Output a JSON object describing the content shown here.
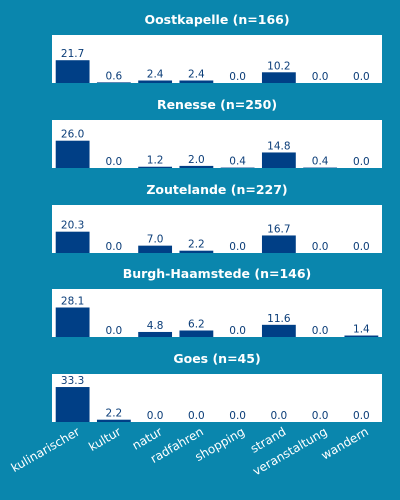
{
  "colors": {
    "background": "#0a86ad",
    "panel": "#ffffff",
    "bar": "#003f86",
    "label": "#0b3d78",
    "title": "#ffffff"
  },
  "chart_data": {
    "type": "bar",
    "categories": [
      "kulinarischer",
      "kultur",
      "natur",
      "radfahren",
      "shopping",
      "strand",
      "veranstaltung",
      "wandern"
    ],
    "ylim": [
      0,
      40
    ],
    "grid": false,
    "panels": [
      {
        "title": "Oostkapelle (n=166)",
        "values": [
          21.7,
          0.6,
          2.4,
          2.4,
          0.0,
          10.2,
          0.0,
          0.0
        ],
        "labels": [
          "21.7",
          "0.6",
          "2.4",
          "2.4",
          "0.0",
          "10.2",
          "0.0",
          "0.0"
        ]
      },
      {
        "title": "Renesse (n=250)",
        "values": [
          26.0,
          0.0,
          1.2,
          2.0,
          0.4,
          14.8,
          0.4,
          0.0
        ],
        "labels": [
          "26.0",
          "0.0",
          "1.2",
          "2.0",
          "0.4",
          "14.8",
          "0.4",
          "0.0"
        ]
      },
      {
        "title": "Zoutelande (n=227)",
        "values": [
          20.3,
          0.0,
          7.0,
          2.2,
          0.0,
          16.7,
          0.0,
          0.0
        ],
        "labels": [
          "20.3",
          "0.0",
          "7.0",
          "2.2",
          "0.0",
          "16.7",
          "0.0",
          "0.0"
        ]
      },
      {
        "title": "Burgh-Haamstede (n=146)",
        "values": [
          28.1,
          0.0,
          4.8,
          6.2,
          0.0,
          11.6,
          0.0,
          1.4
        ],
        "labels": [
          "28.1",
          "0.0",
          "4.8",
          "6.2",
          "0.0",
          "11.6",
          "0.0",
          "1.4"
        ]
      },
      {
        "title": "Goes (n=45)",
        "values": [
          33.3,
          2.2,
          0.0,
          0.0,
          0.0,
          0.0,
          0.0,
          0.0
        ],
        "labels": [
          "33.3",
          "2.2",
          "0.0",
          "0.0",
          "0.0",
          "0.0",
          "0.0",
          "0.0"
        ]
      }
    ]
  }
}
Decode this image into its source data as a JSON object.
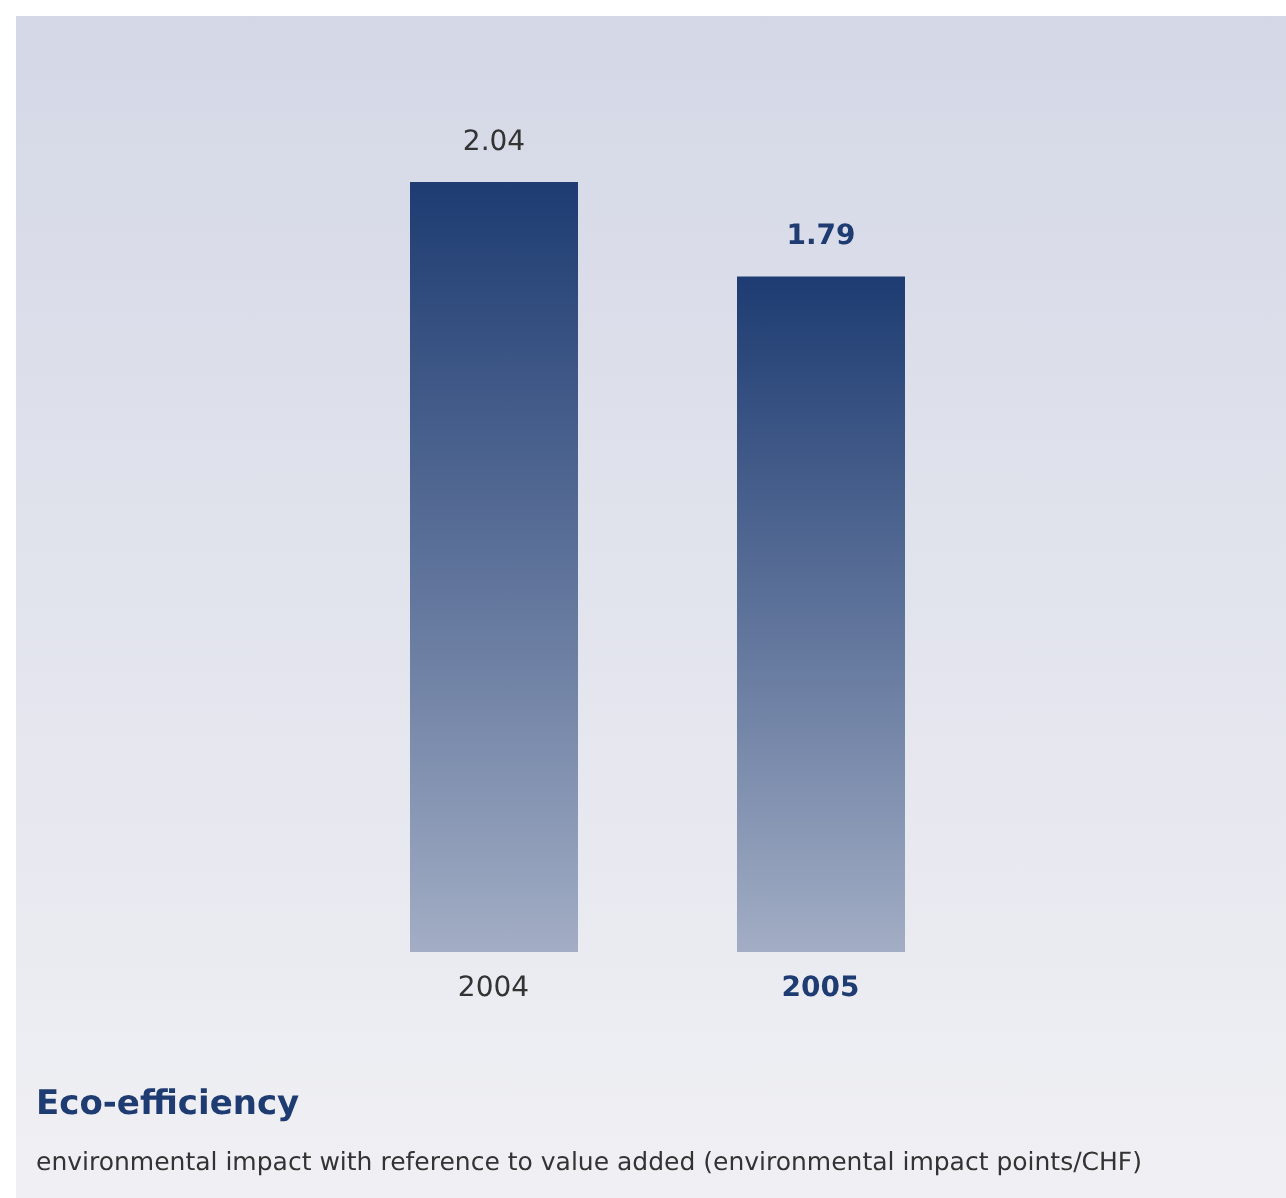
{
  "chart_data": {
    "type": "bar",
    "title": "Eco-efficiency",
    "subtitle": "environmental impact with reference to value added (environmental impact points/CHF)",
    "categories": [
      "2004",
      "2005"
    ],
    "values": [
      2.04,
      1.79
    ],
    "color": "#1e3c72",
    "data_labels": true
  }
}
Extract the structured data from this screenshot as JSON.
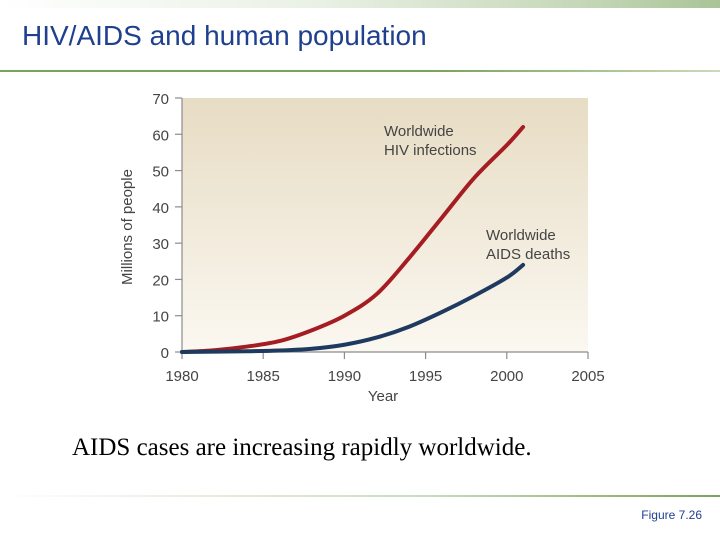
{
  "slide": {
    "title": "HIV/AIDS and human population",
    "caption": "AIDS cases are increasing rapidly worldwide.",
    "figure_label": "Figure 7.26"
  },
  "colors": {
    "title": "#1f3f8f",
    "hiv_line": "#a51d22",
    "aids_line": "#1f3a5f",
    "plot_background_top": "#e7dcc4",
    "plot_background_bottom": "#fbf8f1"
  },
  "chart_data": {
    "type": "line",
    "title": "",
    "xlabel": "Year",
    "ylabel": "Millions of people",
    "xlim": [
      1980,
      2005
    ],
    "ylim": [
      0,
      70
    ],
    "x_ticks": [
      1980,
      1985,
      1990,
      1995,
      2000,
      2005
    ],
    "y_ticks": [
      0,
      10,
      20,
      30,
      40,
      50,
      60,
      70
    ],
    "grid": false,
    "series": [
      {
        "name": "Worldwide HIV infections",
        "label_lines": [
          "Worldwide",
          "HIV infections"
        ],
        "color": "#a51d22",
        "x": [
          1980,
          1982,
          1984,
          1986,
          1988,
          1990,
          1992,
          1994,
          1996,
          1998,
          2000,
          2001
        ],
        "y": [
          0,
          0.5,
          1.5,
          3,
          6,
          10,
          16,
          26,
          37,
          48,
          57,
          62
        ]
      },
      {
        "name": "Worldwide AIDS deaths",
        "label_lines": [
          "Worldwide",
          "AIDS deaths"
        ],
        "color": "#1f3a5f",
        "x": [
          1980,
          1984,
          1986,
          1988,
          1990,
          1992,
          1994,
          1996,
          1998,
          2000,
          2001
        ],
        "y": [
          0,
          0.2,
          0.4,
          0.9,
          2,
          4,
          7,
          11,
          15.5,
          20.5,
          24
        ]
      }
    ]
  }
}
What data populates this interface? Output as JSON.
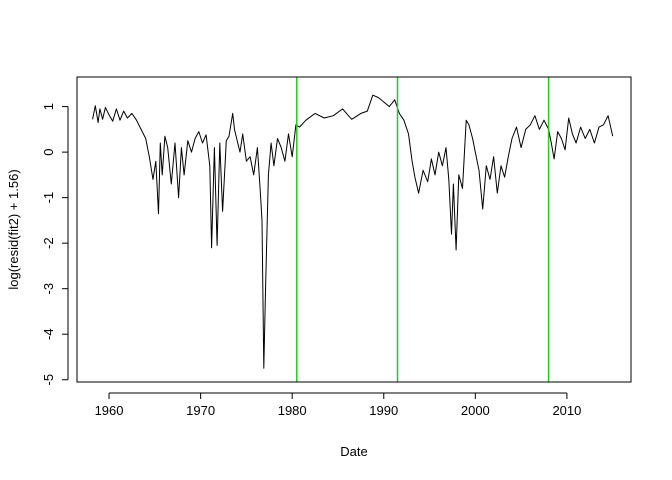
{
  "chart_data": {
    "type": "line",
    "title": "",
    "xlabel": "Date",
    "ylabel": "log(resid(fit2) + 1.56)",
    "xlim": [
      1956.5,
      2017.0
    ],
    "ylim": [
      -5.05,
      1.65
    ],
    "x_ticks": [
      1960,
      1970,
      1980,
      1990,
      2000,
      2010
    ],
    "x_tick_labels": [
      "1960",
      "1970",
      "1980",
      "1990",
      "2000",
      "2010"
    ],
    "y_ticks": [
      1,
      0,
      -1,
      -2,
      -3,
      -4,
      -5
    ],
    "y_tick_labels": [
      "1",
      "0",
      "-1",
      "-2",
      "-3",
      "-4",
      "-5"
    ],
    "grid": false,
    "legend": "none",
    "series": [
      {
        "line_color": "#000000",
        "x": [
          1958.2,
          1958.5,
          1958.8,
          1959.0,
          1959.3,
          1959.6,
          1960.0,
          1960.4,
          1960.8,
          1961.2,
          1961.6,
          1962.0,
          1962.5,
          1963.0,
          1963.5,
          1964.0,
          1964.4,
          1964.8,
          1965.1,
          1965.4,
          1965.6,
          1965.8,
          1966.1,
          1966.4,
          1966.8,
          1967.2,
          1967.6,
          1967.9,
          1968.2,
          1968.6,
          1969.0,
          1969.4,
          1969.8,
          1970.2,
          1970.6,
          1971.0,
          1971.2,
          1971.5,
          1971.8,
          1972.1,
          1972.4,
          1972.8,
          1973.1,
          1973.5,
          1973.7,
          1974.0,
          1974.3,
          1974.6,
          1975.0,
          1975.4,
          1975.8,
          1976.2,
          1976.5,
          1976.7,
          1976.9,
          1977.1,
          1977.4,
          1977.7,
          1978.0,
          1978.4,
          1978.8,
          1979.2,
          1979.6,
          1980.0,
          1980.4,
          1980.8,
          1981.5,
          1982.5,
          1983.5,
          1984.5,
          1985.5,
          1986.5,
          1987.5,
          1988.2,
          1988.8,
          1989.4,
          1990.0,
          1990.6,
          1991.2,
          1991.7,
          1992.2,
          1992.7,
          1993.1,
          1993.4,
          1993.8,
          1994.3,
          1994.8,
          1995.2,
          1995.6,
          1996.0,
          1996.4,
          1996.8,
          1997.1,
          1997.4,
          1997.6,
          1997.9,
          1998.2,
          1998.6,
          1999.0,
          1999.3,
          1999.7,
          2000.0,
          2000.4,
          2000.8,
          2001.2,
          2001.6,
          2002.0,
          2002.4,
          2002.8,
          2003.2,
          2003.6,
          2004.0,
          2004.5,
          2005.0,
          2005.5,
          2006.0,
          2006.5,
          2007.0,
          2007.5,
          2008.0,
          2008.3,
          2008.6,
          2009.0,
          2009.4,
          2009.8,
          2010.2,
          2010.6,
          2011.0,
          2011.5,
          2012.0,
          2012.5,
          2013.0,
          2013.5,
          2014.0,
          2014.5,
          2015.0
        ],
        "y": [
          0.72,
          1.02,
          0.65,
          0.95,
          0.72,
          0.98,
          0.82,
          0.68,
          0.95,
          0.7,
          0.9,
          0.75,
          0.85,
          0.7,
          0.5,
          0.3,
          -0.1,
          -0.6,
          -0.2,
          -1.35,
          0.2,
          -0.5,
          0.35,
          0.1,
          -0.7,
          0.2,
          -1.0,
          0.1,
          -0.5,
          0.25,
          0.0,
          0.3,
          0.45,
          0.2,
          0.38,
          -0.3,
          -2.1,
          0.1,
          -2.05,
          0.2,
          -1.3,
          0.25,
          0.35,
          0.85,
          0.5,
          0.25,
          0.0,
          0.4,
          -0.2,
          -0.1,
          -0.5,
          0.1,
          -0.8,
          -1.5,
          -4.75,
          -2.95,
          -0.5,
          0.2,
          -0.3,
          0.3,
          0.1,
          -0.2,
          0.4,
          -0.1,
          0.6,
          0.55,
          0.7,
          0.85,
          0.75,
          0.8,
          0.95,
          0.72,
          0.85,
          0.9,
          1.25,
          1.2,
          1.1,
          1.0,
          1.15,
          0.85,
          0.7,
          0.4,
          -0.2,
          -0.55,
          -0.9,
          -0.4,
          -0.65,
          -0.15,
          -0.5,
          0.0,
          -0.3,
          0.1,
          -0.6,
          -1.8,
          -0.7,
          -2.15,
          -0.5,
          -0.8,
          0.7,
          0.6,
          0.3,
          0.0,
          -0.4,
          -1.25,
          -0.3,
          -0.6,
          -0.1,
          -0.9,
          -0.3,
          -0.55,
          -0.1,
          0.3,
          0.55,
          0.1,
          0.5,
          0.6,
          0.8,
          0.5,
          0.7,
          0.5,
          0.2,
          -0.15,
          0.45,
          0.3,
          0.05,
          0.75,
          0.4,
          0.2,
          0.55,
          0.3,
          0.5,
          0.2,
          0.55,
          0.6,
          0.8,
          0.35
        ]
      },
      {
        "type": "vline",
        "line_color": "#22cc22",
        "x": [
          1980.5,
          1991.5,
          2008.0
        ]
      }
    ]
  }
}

• _REQUIREMENTS_: Using the listing above, pick out each line that contains the word "JSON", then copy it.

• _THE REPLY_:
Output a JSON object describing the content shown here.
Decode this image into its source data as a JSON object.
Extract the structured data from this screenshot as JSON.
What data populates this interface? Output as JSON.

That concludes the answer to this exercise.